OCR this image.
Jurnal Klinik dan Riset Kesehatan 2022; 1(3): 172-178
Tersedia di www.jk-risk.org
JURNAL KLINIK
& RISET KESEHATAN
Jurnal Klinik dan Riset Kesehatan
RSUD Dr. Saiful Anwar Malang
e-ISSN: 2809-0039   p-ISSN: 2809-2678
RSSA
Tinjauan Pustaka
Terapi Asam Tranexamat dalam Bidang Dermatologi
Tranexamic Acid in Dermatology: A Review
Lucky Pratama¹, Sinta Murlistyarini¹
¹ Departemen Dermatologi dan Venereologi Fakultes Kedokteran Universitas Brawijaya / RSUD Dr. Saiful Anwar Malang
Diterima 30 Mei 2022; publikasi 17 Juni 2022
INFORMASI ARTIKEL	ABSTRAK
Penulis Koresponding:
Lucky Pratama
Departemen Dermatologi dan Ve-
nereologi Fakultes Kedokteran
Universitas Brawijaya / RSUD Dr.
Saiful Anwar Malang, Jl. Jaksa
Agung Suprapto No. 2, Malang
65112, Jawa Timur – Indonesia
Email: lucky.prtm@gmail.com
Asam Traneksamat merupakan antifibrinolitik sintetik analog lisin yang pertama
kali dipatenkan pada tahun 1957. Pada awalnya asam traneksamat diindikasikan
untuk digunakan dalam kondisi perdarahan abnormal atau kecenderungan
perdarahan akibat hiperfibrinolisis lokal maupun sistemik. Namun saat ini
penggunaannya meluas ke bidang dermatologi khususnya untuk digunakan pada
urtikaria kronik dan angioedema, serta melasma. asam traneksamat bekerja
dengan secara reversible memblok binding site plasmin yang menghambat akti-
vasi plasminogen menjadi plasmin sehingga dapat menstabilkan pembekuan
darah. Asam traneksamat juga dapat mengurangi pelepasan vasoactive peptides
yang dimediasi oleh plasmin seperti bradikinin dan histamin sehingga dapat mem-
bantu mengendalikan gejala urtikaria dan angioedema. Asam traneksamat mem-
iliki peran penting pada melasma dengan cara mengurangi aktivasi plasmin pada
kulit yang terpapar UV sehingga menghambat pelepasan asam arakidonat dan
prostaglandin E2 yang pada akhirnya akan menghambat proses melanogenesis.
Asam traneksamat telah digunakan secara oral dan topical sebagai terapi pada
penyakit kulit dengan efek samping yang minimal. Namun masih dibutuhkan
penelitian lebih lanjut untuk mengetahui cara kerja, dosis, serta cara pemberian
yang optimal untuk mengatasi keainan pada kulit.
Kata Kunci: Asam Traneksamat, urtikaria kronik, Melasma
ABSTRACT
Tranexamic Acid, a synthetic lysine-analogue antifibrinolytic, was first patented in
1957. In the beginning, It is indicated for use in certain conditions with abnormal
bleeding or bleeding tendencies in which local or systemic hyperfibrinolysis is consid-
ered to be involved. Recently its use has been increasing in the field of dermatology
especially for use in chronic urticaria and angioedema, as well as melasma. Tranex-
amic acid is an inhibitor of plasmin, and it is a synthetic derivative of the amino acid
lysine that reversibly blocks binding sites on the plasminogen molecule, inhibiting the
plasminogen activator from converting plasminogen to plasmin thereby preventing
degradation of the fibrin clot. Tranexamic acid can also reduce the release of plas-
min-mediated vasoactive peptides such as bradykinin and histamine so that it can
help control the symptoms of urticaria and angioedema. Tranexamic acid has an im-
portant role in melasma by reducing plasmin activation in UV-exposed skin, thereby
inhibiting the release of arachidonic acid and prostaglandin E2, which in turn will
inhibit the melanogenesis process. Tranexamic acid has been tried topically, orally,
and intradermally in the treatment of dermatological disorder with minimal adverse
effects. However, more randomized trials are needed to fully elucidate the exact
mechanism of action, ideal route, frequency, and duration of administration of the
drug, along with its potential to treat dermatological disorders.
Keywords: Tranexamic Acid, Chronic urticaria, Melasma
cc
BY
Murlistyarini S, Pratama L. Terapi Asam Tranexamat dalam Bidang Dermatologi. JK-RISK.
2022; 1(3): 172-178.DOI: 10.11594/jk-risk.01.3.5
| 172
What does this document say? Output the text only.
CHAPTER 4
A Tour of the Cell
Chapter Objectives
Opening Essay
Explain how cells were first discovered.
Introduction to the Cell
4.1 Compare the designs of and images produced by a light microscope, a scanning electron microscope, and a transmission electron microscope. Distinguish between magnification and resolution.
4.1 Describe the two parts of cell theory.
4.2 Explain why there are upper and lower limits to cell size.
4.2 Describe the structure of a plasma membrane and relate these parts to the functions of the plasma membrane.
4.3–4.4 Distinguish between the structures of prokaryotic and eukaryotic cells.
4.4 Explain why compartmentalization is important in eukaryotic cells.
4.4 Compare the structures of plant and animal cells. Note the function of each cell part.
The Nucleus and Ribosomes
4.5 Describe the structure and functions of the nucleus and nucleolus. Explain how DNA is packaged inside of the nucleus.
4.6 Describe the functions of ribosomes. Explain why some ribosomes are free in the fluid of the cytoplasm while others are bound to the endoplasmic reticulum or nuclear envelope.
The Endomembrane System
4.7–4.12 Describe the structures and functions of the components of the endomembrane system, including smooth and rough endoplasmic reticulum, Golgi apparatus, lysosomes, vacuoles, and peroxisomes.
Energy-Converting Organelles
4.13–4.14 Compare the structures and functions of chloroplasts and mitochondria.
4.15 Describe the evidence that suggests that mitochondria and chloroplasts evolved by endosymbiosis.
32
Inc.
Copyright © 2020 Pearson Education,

---

Assigned task> Write out every entry exactly as it appears.

Exercise result>
OCR this image.
Jurnal Klinik dan Riset Kesehatan 2022; 1(3): 172-178
Tersedia di www.jk-risk.org
JURNAL KLINIK
& RISET KESEHATAN
Jurnal Klinik dan Riset Kesehatan
RSUD Dr. Saiful Anwar Malang
e-ISSN: 2809-0039   p-ISSN: 2809-2678
RSSA
Tinjauan Pustaka
Terapi Asam Tranexamat dalam Bidang Dermatologi
Tranexamic Acid in Dermatology: A Review
Lucky Pratama¹, Sinta Murlistyarini¹
¹ Departemen Dermatologi dan Venereologi Fakultes Kedokteran Universitas Brawijaya / RSUD Dr. Saiful Anwar Malang
Diterima 30 Mei 2022; publikasi 17 Juni 2022
INFORMASI ARTIKEL	ABSTRAK
Penulis Koresponding:
Lucky Pratama
Departemen Dermatologi dan Ve-
nereologi Fakultes Kedokteran
Universitas Brawijaya / RSUD Dr.
Saiful Anwar Malang, Jl. Jaksa
Agung Suprapto No. 2, Malang
65112, Jawa Timur – Indonesia
Email: lucky.prtm@gmail.com
Asam Traneksamat merupakan antifibrinolitik sintetik analog lisin yang pertama
kali dipatenkan pada tahun 1957. Pada awalnya asam traneksamat diindikasikan
untuk digunakan dalam kondisi perdarahan abnormal atau kecenderungan
perdarahan akibat hiperfibrinolisis lokal maupun sistemik. Namun saat ini
penggunaannya meluas ke bidang dermatologi khususnya untuk digunakan pada
urtikaria kronik dan angioedema, serta melasma. asam traneksamat bekerja
dengan secara reversible memblok binding site plasmin yang menghambat akti-
vasi plasminogen menjadi plasmin sehingga dapat menstabilkan pembekuan
darah. Asam traneksamat juga dapat mengurangi pelepasan vasoactive peptides
yang dimediasi oleh plasmin seperti bradikinin dan histamin sehingga dapat mem-
bantu mengendalikan gejala urtikaria dan angioedema. Asam traneksamat mem-
iliki peran penting pada melasma dengan cara mengurangi aktivasi plasmin pada
kulit yang terpapar UV sehingga menghambat pelepasan asam arakidonat dan
prostaglandin E2 yang pada akhirnya akan menghambat proses melanogenesis.
Asam traneksamat telah digunakan secara oral dan topical sebagai terapi pada
penyakit kulit dengan efek samping yang minimal. Namun masih dibutuhkan
penelitian lebih lanjut untuk mengetahui cara kerja, dosis, serta cara pemberian
yang optimal untuk mengatasi keainan pada kulit.
Kata Kunci: Asam Traneksamat, urtikaria kronik, Melasma
ABSTRACT
Tranexamic Acid, a synthetic lysine-analogue antifibrinolytic, was first patented in
1957. In the beginning, It is indicated for use in certain conditions with abnormal
bleeding or bleeding tendencies in which local or systemic hyperfibrinolysis is consid-
ered to be involved. Recently its use has been increasing in the field of dermatology
especially for use in chronic urticaria and angioedema, as well as melasma. Tranex-
amic acid is an inhibitor of plasmin, and it is a synthetic derivative of the amino acid
lysine that reversibly blocks binding sites on the plasminogen molecule, inhibiting the
plasminogen activator from converting plasminogen to plasmin thereby preventing
degradation of the fibrin clot. Tranexamic acid can also reduce the release of plas-
min-mediated vasoactive peptides such as bradykinin and histamine so that it can
help control the symptoms of urticaria and angioedema. Tranexamic acid has an im-
portant role in melasma by reducing plasmin activation in UV-exposed skin, thereby
inhibiting the release of arachidonic acid and prostaglandin E2, which in turn will
inhibit the melanogenesis process. Tranexamic acid has been tried topically, orally,
and intradermally in the treatment of dermatological disorder with minimal adverse
effects. However, more randomized trials are needed to fully elucidate the exact
mechanism of action, ideal route, frequency, and duration of administration of the
drug, along with its potential to treat dermatological disorders.
Keywords: Tranexamic Acid, Chronic urticaria, Melasma
cc
BY
Murlistyarini S, Pratama L. Terapi Asam Tranexamat dalam Bidang Dermatologi. JK-RISK.
2022; 1(3): 172-178.DOI: 10.11594/jk-risk.01.3.5
| 172
What does this document say? Output the text only.
CHAPTER 4
A Tour of the Cell
Chapter Objectives
Opening Essay
Explain how cells were first discovered.
Introduction to the Cell
4.1 Compare the designs of and images produced by a light microscope, a scanning electron microscope, and a transmission electron microscope. Distinguish between magnification and resolution.
4.1 Describe the two parts of cell theory.
4.2 Explain why there are upper and lower limits to cell size.
4.2 Describe the structure of a plasma membrane and relate these parts to the functions of the plasma membrane.
4.3–4.4 Distinguish between the structures of prokaryotic and eukaryotic cells.
4.4 Explain why compartmentalization is important in eukaryotic cells.
4.4 Compare the structures of plant and animal cells. Note the function of each cell part.
The Nucleus and Ribosomes
4.5 Describe the structure and functions of the nucleus and nucleolus. Explain how DNA is packaged inside of the nucleus.
4.6 Describe the functions of ribosomes. Explain why some ribosomes are free in the fluid of the cytoplasm while others are bound to the endoplasmic reticulum or nuclear envelope.
The Endomembrane System
4.7–4.12 Describe the structures and functions of the components of the endomembrane system, including smooth and rough endoplasmic reticulum, Golgi apparatus, lysosomes, vacuoles, and peroxisomes.
Energy-Converting Organelles
4.13–4.14 Compare the structures and functions of chloroplasts and mitochondria.
4.15 Describe the evidence that suggests that mitochondria and chloroplasts evolved by endosymbiosis.
32
Inc.
Copyright © 2020 Pearson Education,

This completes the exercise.